▽

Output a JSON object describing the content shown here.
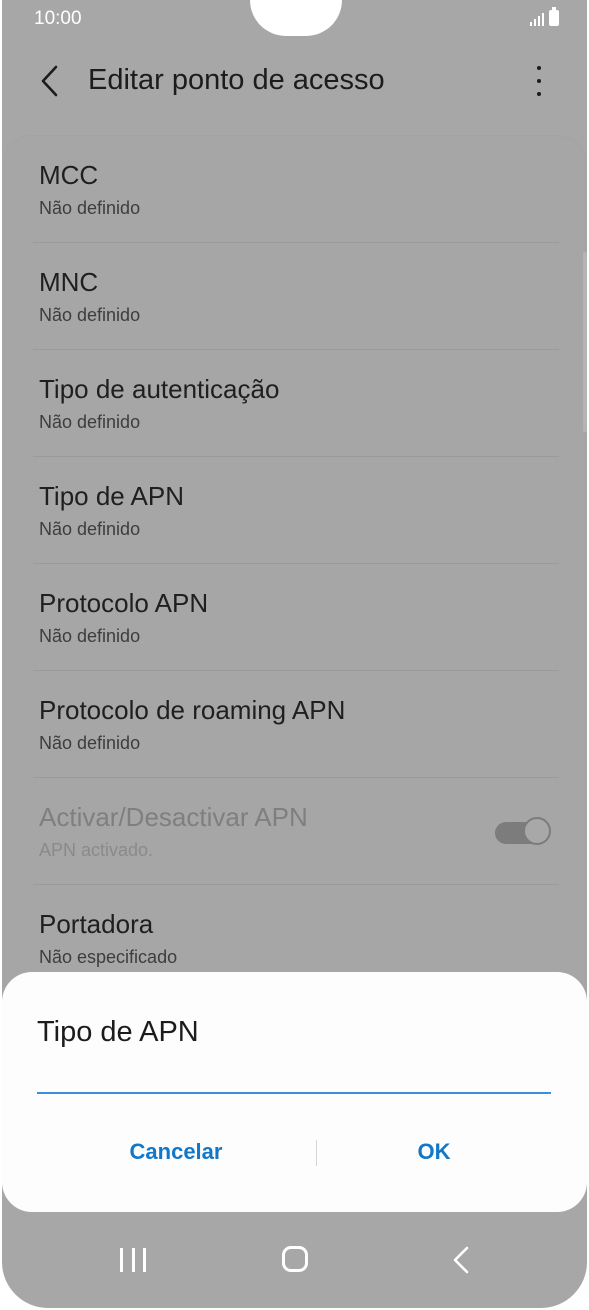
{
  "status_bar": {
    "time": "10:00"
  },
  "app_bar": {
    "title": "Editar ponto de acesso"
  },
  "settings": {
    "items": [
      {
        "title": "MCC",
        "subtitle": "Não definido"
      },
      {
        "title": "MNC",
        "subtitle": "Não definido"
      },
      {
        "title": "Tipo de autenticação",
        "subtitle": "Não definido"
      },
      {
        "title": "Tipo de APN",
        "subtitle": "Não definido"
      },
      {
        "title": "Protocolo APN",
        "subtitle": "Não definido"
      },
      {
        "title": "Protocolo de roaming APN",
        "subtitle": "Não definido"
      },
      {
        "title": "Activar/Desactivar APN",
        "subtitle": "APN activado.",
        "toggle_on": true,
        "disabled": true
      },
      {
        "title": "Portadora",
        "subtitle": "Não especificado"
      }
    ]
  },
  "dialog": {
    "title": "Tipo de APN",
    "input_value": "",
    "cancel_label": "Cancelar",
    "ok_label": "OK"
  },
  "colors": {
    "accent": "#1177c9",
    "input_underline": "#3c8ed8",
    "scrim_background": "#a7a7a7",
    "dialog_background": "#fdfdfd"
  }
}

△
▽

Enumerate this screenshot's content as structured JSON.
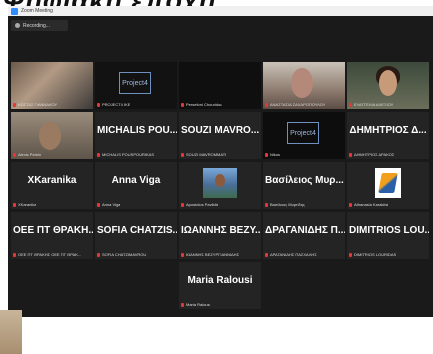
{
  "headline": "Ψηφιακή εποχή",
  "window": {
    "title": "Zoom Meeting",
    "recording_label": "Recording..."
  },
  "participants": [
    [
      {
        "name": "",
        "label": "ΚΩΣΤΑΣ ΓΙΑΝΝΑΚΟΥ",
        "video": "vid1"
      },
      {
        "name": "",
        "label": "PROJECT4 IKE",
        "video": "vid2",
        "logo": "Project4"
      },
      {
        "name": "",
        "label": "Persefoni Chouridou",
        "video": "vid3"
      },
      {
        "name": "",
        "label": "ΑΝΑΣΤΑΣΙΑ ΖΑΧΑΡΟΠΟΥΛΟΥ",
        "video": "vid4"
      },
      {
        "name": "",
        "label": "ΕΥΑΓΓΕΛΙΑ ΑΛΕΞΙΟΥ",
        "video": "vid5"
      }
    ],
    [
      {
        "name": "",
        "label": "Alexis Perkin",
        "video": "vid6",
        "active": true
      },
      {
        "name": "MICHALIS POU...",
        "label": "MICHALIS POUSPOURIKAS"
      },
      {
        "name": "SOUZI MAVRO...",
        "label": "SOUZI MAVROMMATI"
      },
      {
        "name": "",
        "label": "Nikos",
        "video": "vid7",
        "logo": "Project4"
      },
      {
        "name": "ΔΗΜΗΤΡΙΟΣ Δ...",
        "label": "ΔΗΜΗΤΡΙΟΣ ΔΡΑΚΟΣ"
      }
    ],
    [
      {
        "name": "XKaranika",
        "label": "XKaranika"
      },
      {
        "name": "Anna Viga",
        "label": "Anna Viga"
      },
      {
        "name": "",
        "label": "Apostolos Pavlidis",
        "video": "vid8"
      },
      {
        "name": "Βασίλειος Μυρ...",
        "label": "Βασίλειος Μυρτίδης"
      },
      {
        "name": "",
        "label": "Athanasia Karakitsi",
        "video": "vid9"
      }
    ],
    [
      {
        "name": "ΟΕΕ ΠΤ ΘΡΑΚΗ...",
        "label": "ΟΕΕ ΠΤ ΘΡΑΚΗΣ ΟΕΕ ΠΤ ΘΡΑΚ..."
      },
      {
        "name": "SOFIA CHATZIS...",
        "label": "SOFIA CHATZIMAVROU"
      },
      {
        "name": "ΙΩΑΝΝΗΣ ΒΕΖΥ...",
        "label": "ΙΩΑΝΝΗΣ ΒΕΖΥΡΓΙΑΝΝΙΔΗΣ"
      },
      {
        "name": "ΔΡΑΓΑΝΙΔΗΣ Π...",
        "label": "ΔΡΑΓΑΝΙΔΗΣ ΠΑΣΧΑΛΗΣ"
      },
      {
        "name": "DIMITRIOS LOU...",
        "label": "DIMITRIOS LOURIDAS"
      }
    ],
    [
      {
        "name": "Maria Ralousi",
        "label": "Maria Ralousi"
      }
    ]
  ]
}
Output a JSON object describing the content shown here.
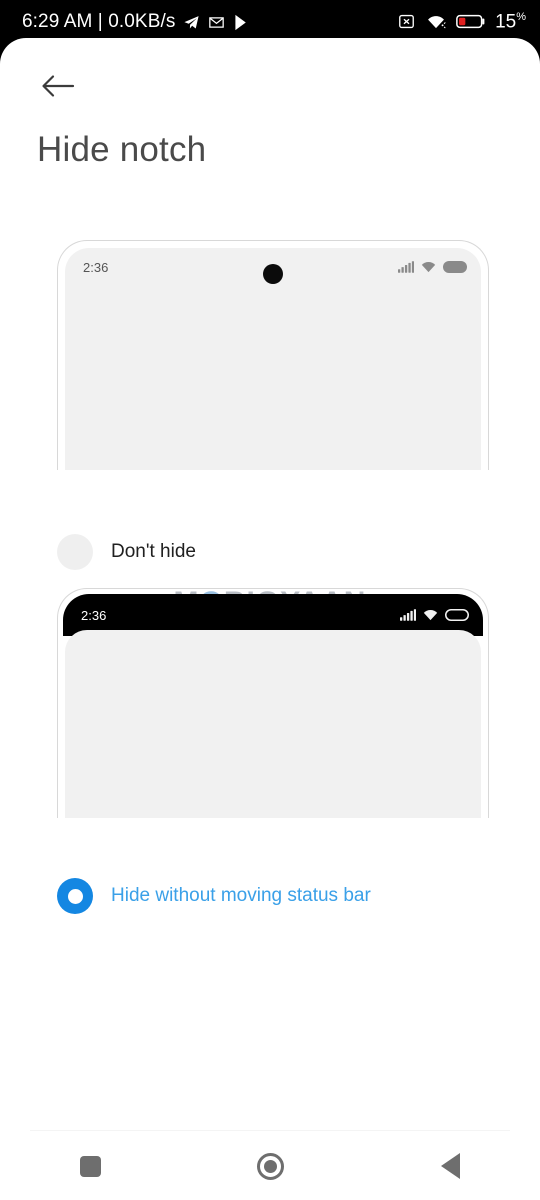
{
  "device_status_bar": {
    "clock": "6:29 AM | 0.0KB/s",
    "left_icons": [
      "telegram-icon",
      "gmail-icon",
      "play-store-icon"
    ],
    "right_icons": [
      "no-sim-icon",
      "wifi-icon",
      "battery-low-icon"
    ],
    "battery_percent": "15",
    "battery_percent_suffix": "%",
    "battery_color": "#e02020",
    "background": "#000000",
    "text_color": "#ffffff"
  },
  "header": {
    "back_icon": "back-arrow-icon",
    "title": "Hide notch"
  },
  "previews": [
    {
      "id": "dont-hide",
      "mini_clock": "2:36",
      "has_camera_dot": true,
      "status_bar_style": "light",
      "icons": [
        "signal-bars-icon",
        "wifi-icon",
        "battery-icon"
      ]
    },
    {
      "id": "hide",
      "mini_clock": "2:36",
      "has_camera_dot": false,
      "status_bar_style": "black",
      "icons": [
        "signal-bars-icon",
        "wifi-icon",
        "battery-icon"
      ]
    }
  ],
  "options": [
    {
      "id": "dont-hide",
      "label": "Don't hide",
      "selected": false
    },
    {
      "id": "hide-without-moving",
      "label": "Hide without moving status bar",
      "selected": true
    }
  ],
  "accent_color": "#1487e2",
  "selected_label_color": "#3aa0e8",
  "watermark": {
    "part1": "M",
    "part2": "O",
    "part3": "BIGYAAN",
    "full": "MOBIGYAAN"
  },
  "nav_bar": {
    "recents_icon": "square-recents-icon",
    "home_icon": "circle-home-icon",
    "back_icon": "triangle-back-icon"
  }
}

△
▽

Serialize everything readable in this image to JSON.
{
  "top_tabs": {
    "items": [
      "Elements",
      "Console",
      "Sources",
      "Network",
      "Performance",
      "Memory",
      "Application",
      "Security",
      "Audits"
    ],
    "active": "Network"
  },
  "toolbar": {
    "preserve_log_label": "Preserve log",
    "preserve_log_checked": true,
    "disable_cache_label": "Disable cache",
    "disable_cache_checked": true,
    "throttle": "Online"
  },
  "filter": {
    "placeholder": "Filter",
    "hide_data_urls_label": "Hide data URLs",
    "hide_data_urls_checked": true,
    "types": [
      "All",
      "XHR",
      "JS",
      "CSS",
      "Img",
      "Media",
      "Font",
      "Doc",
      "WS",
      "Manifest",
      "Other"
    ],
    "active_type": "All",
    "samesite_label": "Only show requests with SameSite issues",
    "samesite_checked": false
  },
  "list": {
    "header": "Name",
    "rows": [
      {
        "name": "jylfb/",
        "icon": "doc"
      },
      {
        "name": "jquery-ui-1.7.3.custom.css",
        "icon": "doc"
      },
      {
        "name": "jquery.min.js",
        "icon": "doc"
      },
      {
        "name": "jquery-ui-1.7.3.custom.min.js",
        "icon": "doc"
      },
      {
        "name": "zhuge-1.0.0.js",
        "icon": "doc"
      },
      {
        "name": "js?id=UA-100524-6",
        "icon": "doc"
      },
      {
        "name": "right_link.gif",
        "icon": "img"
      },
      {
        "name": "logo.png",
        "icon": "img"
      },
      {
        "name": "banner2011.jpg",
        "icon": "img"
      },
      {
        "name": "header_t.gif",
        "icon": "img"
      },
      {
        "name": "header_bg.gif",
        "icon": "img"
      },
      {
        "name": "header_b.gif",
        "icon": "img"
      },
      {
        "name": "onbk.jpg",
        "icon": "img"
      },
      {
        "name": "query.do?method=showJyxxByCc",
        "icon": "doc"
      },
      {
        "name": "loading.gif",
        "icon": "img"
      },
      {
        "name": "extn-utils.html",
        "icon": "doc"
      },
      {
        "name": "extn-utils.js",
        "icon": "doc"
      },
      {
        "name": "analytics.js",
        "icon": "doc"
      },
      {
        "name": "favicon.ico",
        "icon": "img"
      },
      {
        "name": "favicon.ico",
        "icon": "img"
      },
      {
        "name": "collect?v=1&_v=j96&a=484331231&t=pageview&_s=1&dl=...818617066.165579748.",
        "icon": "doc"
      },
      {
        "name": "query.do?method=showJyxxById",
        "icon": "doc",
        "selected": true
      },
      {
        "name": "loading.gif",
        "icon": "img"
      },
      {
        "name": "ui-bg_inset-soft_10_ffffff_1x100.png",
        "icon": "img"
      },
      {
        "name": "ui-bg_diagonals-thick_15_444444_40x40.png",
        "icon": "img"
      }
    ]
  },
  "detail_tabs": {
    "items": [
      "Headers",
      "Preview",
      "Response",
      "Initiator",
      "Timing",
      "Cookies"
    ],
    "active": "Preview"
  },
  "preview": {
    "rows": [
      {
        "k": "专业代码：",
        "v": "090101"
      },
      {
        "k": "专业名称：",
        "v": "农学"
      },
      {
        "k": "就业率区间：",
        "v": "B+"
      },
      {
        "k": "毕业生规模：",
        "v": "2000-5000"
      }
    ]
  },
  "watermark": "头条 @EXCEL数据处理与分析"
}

△

Stated goal:
Isolate the lines above that contain the word "true" and copy them.

Exercise output:
        "toggle_on": true,
        "disabled": true
        "active": true
      "has_camera_dot": true,
      "selected": true
    "preserve_log_checked": true,
    "disable_cache_checked": true,
    "hide_data_urls_checked": true,
        "selected": true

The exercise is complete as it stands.